* [Texto fornecido]:
----
Entrevista Swiss info A sociedade funciona como uma orquestra

"A sociedade funciona como uma orquestra"
Em 11 de agosto p.p., antes de um concerto em Morges, na Suíça, Ricardo Castro concedeu a seguinte entrevista a swissinfo onde fala sobre o projeto Núcleos Estaduais de Orquestras Juvenis e Infantis da Bahia (NEOJIBA), que ele coordena e que segue um modelo bem-sucedido na Venezuela.
Para Ricardo, não ocorre a transformação social quando se cria orquestras em favelas ou nas periferias. Elas têm que estar em locais onde possa haver integração com as demais classes sociais "Só assim será efetiva a integração. A orquestra coloca ricos e pobres na mesma sala, tocando as mesmas notas e com o mesmo resultado", completa.
swissinfo: Como surgiu a idéia de criar o Neojibá?
Ricardo Castro: Conheci o projeto FESNOJIV (Fundacion Del Estado para El Sistema Nacional de las ORQUESTRAS JUVENILES E INFANTILES DE LA VENEZUELA), quando me apresentei como solista em Caracas. Implantado há 33 anos, este projeto educacional provou-se muito bem estruturado, desenvolvido, aprimorado e com excelentes resultados. Achei que daria certo no Brasil.
swissinfo: E por quê?
R.C.: Acho que temos similaridades e dificuldades comuns. Seria diferente adotar um projeto asiático ou europeu no Brasil. Temos semelhanças culturais e sociais com a Venezuela além do perfil da população ser parecido. Isso ajuda muito a implantação aqui.
swissinfo: Quando começou o projeto?
R.C.: Em junho de 2007. De junho a setembro levei alguns jovens à Venezuela para entenderem o sistema de formação de músicos naquele país. Em setembro fizemos a primeira apresentação. Segui os conselhos de Abreu, presidente do FESNOJIV - começamos em ritmo acelerado e hoje temos a primeira Juvenil completa da Bahia (Orquestra 2 de Julho) tocando razoavelmente bem um repertório sinfônico difícil em apenas 8 meses de atividade. Gosto de ressaltar que não inventei nada - simplesmente montei na Bahia um projeto que deu certo na Venezuela.
swissinfo: E como é o funcionamento do programa?
----
(Linhas de um conjunto de dados)
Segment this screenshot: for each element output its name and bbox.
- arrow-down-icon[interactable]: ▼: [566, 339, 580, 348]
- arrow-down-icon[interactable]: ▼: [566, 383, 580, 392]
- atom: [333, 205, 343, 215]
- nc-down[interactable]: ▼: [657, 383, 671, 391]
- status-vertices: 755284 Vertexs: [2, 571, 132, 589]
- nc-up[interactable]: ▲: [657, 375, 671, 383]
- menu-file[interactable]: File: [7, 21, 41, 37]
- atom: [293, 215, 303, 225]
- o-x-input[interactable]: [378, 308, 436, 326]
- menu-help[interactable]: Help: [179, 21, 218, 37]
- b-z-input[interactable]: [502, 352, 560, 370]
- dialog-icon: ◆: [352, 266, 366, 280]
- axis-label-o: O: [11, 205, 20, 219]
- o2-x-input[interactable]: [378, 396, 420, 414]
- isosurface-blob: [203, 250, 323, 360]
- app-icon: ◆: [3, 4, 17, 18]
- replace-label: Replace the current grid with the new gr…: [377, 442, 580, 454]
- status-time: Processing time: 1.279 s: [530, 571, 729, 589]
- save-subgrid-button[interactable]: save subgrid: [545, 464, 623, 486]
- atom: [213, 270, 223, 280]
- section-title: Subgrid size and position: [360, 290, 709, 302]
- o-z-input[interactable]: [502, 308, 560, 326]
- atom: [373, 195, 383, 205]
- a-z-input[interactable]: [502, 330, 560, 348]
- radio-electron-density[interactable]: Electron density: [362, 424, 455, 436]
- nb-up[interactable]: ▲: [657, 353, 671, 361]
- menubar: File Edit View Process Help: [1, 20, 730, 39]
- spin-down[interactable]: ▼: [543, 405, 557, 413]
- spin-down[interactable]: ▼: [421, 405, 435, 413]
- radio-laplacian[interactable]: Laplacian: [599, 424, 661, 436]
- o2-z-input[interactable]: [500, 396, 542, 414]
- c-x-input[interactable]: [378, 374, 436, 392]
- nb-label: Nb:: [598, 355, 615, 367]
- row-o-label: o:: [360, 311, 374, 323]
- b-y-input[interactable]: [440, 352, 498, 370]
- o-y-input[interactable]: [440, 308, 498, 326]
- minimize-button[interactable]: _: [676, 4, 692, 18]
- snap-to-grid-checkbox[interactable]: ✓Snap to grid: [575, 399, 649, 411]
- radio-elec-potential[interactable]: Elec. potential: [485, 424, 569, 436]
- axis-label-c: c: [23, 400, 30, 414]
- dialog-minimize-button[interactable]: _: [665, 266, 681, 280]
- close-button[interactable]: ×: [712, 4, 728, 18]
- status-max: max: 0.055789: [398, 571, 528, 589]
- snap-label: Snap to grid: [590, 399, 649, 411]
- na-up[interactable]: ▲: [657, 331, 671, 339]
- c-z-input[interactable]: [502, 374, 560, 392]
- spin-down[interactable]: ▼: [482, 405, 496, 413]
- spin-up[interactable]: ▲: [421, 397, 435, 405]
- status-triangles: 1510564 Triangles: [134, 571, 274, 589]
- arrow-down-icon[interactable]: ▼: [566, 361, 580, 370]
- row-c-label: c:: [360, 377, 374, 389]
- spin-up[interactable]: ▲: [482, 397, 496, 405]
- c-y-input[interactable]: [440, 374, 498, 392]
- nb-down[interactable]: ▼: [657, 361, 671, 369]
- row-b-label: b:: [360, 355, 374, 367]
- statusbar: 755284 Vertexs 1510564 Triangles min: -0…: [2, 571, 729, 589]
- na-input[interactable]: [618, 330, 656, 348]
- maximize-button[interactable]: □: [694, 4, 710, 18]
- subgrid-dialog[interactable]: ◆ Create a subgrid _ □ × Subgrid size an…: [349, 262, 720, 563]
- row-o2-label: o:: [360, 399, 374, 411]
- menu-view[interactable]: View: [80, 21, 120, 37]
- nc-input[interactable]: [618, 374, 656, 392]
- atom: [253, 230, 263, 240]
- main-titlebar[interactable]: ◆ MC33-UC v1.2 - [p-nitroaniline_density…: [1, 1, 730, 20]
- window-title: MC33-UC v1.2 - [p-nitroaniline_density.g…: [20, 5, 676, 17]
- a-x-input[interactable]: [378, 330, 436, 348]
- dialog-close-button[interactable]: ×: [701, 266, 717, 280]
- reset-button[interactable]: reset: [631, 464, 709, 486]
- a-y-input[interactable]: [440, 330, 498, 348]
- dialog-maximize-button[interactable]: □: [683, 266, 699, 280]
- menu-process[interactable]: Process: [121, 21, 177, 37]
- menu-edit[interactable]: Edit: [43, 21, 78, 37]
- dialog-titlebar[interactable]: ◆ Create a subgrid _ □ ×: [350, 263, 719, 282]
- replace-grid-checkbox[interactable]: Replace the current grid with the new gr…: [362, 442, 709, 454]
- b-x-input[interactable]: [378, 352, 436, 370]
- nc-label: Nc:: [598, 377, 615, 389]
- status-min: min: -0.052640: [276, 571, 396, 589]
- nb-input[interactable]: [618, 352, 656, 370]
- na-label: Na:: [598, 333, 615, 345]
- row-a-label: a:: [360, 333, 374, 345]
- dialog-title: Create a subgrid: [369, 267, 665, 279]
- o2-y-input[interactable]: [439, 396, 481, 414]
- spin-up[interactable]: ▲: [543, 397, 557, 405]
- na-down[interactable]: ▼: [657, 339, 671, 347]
----
* [Complete o seguinte]:
1: Transcreva da entrevista todo o trecho que vai desde "Ricardo Castro: Conheci" até "a implantação aqui.".
2: Localize nos registros cada linha que contenha a palavra "View" e copie-a, levando em conta a distinção entre maiúsculas e minúsculas.
A entrevista e os registros constituem materiais independentes entre si.

* [Soluções completas]:
1:
Ricardo Castro: Conheci o projeto FESNOJIV (Fundacion Del Estado para El Sistema Nacional de las ORQUESTRAS JUVENILES E INFANTILES DE LA VENEZUELA), quando me apresentei como solista em Caracas. Implantado há 33 anos, este projeto educacional provou-se muito bem estruturado, desenvolvido, aprimorado e com excelentes resultados. Achei que daria certo no Brasil.
swissinfo: E por quê?
R.C.: Acho que temos similaridades e dificuldades comuns. Seria diferente adotar um projeto asiático ou europeu no Brasil. Temos semelhanças culturais e sociais com a Venezuela além do perfil da população ser parecido. Isso ajuda muito a implantação aqui.

2:
- menubar: File Edit View Process Help: [1, 20, 730, 39]
- menu-view[interactable]: View: [80, 21, 120, 37]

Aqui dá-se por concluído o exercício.